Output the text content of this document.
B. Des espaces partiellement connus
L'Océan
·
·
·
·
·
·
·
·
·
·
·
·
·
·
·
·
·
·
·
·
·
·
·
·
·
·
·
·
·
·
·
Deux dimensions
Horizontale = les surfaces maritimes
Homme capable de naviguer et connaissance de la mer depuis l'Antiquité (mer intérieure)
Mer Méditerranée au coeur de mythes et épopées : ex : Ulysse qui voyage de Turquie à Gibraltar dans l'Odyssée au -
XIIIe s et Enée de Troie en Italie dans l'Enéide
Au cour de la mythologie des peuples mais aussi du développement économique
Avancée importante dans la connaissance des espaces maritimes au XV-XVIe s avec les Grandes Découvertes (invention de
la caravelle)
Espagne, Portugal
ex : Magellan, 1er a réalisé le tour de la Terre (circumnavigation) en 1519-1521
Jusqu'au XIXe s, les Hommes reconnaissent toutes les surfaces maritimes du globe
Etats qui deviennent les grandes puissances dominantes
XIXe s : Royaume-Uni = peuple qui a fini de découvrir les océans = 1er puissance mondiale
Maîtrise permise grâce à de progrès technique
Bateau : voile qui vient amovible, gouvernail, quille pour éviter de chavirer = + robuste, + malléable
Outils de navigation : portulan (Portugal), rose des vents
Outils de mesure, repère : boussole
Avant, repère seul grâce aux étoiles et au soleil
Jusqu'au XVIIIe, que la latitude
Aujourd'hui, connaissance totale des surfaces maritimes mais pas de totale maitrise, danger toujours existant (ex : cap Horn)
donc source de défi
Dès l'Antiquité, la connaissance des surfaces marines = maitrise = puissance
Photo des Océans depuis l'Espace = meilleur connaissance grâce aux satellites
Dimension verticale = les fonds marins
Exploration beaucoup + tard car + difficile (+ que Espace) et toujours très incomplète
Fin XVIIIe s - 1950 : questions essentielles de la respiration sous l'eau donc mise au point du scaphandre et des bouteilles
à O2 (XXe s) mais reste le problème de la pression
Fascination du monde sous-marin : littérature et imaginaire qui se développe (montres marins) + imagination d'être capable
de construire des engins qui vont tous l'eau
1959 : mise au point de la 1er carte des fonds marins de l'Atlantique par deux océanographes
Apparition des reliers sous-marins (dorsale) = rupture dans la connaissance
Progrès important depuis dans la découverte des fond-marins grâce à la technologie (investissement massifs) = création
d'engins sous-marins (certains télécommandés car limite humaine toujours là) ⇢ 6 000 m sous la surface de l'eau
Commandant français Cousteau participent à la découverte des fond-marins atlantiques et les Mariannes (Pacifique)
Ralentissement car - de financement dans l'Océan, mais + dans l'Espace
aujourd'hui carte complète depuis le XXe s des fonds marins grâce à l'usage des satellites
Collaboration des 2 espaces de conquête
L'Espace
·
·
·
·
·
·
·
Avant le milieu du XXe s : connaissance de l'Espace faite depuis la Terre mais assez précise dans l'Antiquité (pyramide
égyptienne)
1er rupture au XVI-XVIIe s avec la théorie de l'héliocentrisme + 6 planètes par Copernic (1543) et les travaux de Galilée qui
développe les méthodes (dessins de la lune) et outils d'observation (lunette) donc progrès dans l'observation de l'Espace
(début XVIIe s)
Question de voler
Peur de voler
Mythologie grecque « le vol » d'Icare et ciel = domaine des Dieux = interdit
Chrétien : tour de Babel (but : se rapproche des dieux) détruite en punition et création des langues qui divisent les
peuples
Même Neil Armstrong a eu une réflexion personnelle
***
GIVEN INSTRUCTION
Copy out each record from above, exactly.

SOLUTION FOR THIS TASK
Output the text content of this document.
B. Des espaces partiellement connus
L'Océan
·
·
·
·
·
·
·
·
·
·
·
·
·
·
·
·
·
·
·
·
·
·
·
·
·
·
·
·
·
·
·
Deux dimensions
Horizontale = les surfaces maritimes
Homme capable de naviguer et connaissance de la mer depuis l'Antiquité (mer intérieure)
Mer Méditerranée au coeur de mythes et épopées : ex : Ulysse qui voyage de Turquie à Gibraltar dans l'Odyssée au -
XIIIe s et Enée de Troie en Italie dans l'Enéide
Au cour de la mythologie des peuples mais aussi du développement économique
Avancée importante dans la connaissance des espaces maritimes au XV-XVIe s avec les Grandes Découvertes (invention de
la caravelle)
Espagne, Portugal
ex : Magellan, 1er a réalisé le tour de la Terre (circumnavigation) en 1519-1521
Jusqu'au XIXe s, les Hommes reconnaissent toutes les surfaces maritimes du globe
Etats qui deviennent les grandes puissances dominantes
XIXe s : Royaume-Uni = peuple qui a fini de découvrir les océans = 1er puissance mondiale
Maîtrise permise grâce à de progrès technique
Bateau : voile qui vient amovible, gouvernail, quille pour éviter de chavirer = + robuste, + malléable
Outils de navigation : portulan (Portugal), rose des vents
Outils de mesure, repère : boussole
Avant, repère seul grâce aux étoiles et au soleil
Jusqu'au XVIIIe, que la latitude
Aujourd'hui, connaissance totale des surfaces maritimes mais pas de totale maitrise, danger toujours existant (ex : cap Horn)
donc source de défi
Dès l'Antiquité, la connaissance des surfaces marines = maitrise = puissance
Photo des Océans depuis l'Espace = meilleur connaissance grâce aux satellites
Dimension verticale = les fonds marins
Exploration beaucoup + tard car + difficile (+ que Espace) et toujours très incomplète
Fin XVIIIe s - 1950 : questions essentielles de la respiration sous l'eau donc mise au point du scaphandre et des bouteilles
à O2 (XXe s) mais reste le problème de la pression
Fascination du monde sous-marin : littérature et imaginaire qui se développe (montres marins) + imagination d'être capable
de construire des engins qui vont tous l'eau
1959 : mise au point de la 1er carte des fonds marins de l'Atlantique par deux océanographes
Apparition des reliers sous-marins (dorsale) = rupture dans la connaissance
Progrès important depuis dans la découverte des fond-marins grâce à la technologie (investissement massifs) = création
d'engins sous-marins (certains télécommandés car limite humaine toujours là) ⇢ 6 000 m sous la surface de l'eau
Commandant français Cousteau participent à la découverte des fond-marins atlantiques et les Mariannes (Pacifique)
Ralentissement car - de financement dans l'Océan, mais + dans l'Espace
aujourd'hui carte complète depuis le XXe s des fonds marins grâce à l'usage des satellites
Collaboration des 2 espaces de conquête
L'Espace
·
·
·
·
·
·
·
Avant le milieu du XXe s : connaissance de l'Espace faite depuis la Terre mais assez précise dans l'Antiquité (pyramide
égyptienne)
1er rupture au XVI-XVIIe s avec la théorie de l'héliocentrisme + 6 planètes par Copernic (1543) et les travaux de Galilée qui
développe les méthodes (dessins de la lune) et outils d'observation (lunette) donc progrès dans l'observation de l'Espace
(début XVIIe s)
Question de voler
Peur de voler
Mythologie grecque « le vol » d'Icare et ciel = domaine des Dieux = interdit
Chrétien : tour de Babel (but : se rapproche des dieux) détruite en punition et création des langues qui divisent les
peuples
Même Neil Armstrong a eu une réflexion personnelle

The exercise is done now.